= Chart and figure data =
[start]
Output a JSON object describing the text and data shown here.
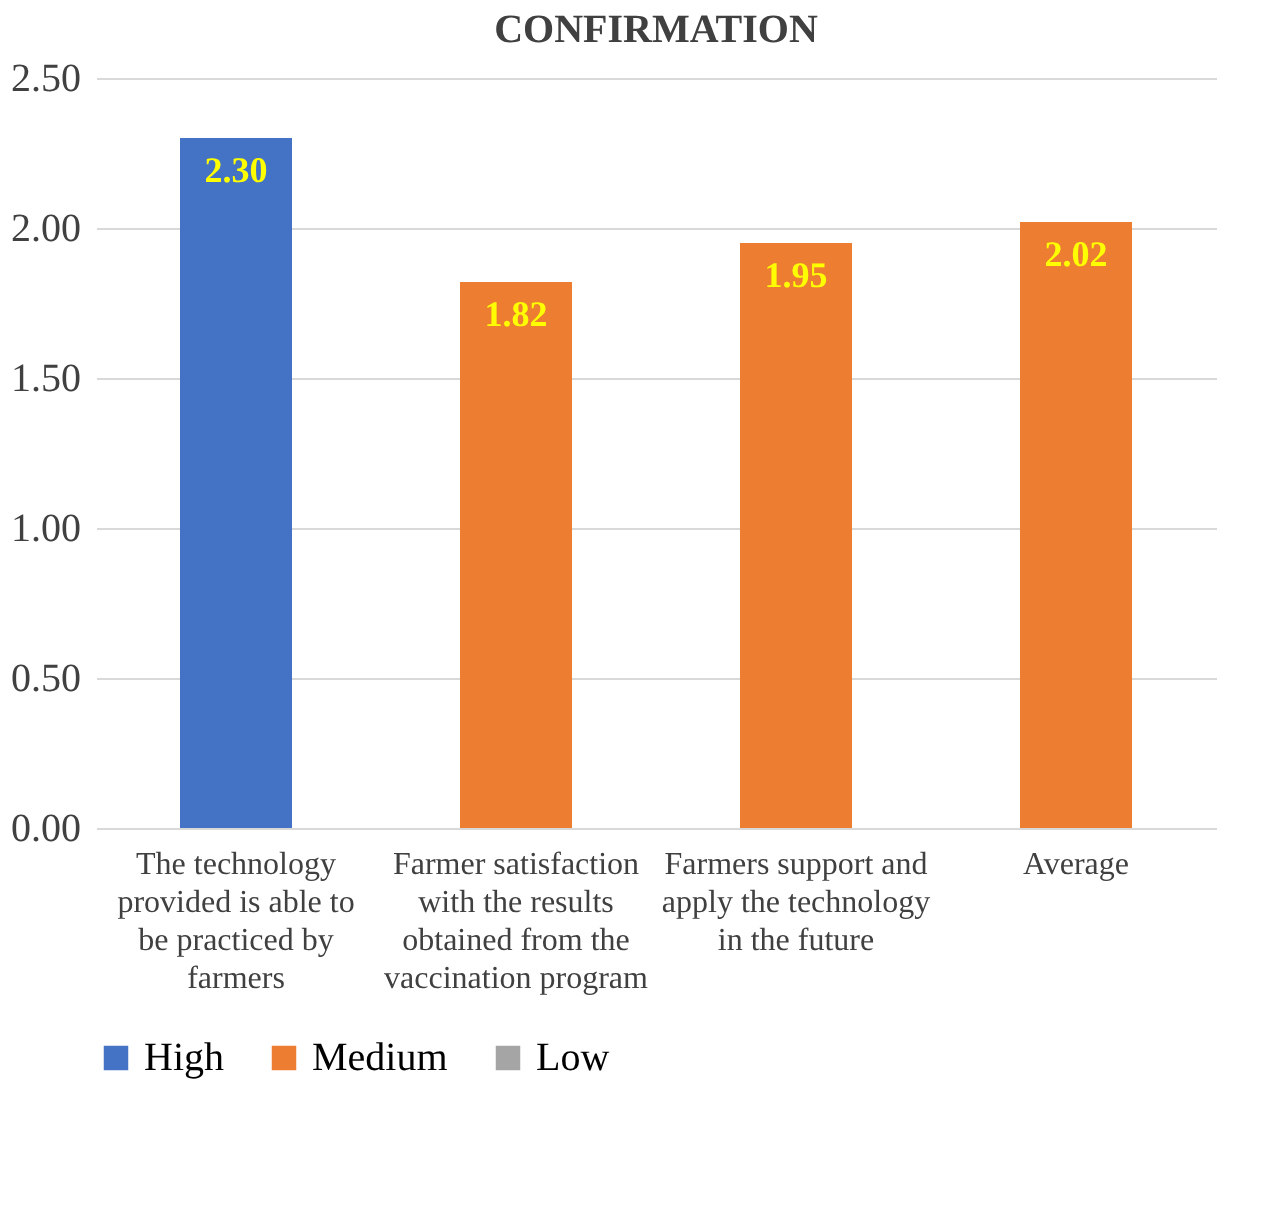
{
  "chart_data": {
    "type": "bar",
    "title": "CONFIRMATION",
    "categories": [
      "The technology provided is able to be practiced by farmers",
      "Farmer satisfaction with the results obtained from the vaccination program",
      "Farmers support and apply the technology in the future",
      "Average"
    ],
    "series": [
      {
        "name": "High",
        "color": "#4472c4",
        "values": [
          2.3,
          null,
          null,
          null
        ],
        "value_labels": [
          "2.30",
          null,
          null,
          null
        ]
      },
      {
        "name": "Medium",
        "color": "#ed7d31",
        "values": [
          null,
          1.82,
          1.95,
          2.02
        ],
        "value_labels": [
          null,
          "1.82",
          "1.95",
          "2.02"
        ]
      },
      {
        "name": "Low",
        "color": "#a5a5a5",
        "values": [
          null,
          null,
          null,
          null
        ],
        "value_labels": [
          null,
          null,
          null,
          null
        ]
      }
    ],
    "data_labels": true,
    "ylim": [
      0,
      2.5
    ],
    "yticks": [
      {
        "value": 0,
        "label": "0.00"
      },
      {
        "value": 0.5,
        "label": "0.50"
      },
      {
        "value": 1,
        "label": "1.00"
      },
      {
        "value": 1.5,
        "label": "1.50"
      },
      {
        "value": 2,
        "label": "2.00"
      },
      {
        "value": 2.5,
        "label": "2.50"
      }
    ],
    "grid": "y",
    "legend": "bottom"
  }
}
[end]
= Prompt =
Pick out and copy the lines of the material that include the word "color".

= Result of this exercise =
        "color": "#4472c4",
        "color": "#ed7d31",
        "color": "#a5a5a5",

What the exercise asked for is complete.